Work to complete
Read through the data and report every line in which the word "content" occurs.

Collected data
— BEGIN —
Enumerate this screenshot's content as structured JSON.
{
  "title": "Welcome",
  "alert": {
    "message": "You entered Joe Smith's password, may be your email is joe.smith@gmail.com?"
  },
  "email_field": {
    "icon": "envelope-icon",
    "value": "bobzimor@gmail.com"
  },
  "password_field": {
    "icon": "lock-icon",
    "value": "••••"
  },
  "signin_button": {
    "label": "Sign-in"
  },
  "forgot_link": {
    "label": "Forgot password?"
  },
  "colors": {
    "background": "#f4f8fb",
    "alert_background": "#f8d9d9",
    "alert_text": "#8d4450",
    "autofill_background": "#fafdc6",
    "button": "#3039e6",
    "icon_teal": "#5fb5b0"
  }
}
— END —
— BEGIN —
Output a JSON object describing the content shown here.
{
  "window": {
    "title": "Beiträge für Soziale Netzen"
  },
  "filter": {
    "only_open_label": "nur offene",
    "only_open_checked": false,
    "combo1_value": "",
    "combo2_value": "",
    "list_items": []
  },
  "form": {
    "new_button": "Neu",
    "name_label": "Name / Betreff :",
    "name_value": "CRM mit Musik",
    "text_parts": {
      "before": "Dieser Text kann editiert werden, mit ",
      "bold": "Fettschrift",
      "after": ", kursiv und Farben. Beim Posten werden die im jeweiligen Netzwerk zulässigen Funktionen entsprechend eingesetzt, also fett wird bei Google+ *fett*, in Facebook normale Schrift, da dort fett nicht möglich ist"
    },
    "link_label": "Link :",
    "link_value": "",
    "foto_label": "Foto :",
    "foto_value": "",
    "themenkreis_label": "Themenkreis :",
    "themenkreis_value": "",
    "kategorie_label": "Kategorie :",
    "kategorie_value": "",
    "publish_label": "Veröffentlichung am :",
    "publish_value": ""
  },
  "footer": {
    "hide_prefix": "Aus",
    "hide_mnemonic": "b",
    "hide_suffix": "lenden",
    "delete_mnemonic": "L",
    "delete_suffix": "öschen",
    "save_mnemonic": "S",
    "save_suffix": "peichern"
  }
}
— END —
Answer to the exercise
Enumerate this screenshot's content as structured JSON.
Output a JSON object describing the content shown here.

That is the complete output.